-- Begin RECORDS SHOWN --

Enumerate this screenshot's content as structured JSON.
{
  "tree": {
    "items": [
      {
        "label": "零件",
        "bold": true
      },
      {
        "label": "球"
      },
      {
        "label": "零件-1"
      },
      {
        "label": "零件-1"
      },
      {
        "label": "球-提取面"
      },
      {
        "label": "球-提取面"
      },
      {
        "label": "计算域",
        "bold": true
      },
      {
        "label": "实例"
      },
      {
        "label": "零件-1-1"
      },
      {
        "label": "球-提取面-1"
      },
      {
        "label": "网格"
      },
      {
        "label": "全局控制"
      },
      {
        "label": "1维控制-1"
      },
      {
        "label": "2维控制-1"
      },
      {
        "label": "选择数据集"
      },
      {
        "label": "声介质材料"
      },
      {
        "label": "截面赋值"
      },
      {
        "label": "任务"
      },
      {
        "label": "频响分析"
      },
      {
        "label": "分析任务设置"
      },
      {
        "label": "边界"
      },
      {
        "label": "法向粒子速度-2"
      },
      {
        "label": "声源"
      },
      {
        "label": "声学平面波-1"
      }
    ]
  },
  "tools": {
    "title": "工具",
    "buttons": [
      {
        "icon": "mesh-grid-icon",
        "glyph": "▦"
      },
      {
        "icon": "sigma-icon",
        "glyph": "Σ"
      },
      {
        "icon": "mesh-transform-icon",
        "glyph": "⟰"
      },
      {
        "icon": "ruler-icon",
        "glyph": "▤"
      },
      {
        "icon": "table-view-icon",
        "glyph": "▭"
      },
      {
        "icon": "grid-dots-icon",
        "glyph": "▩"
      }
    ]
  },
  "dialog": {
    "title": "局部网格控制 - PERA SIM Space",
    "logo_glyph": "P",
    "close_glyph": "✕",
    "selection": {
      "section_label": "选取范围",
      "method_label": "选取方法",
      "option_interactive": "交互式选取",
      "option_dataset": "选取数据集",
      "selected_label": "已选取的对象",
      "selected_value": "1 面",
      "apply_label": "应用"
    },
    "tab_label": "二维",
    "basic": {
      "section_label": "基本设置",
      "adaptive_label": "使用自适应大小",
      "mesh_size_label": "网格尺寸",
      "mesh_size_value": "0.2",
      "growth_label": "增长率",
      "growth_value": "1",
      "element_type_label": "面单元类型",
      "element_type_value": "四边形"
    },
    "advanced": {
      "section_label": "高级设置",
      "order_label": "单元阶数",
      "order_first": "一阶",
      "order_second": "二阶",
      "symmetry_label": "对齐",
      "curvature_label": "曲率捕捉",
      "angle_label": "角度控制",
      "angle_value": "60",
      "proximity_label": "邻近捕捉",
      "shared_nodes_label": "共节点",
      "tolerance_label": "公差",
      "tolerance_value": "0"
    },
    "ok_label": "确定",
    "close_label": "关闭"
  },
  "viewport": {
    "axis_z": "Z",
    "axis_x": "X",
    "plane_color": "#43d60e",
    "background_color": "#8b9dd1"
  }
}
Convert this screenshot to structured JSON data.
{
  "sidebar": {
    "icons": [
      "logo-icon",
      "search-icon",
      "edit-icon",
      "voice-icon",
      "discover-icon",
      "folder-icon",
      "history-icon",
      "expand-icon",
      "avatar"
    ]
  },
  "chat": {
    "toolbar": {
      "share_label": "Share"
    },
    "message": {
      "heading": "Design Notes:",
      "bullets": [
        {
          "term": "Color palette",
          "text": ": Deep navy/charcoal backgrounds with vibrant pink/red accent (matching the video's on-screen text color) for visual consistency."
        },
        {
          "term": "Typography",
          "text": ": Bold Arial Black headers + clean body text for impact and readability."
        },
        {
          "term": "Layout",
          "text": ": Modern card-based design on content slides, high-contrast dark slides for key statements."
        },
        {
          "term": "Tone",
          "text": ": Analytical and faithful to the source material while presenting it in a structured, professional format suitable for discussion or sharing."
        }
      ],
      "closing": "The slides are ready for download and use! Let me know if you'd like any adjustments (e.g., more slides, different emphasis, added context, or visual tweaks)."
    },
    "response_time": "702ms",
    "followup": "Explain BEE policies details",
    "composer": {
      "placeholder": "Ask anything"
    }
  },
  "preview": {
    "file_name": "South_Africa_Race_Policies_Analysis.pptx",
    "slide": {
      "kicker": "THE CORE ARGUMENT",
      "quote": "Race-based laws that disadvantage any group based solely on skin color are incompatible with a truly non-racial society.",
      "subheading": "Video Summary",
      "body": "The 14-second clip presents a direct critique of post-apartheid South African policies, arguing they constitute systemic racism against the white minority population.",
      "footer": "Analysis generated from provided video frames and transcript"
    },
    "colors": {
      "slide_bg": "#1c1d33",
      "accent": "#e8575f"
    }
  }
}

-- End RECORDS SHOWN --

**WRITTEN TASK**
From the material above, copy each line that includes the word "based".

**THE REPLY**
          "text": ": Modern card-based design on content slides, high-contrast dark slides for key statements."
      "quote": "Race-based laws that disadvantage any group based solely on skin color are incompatible with a truly non-racial society.",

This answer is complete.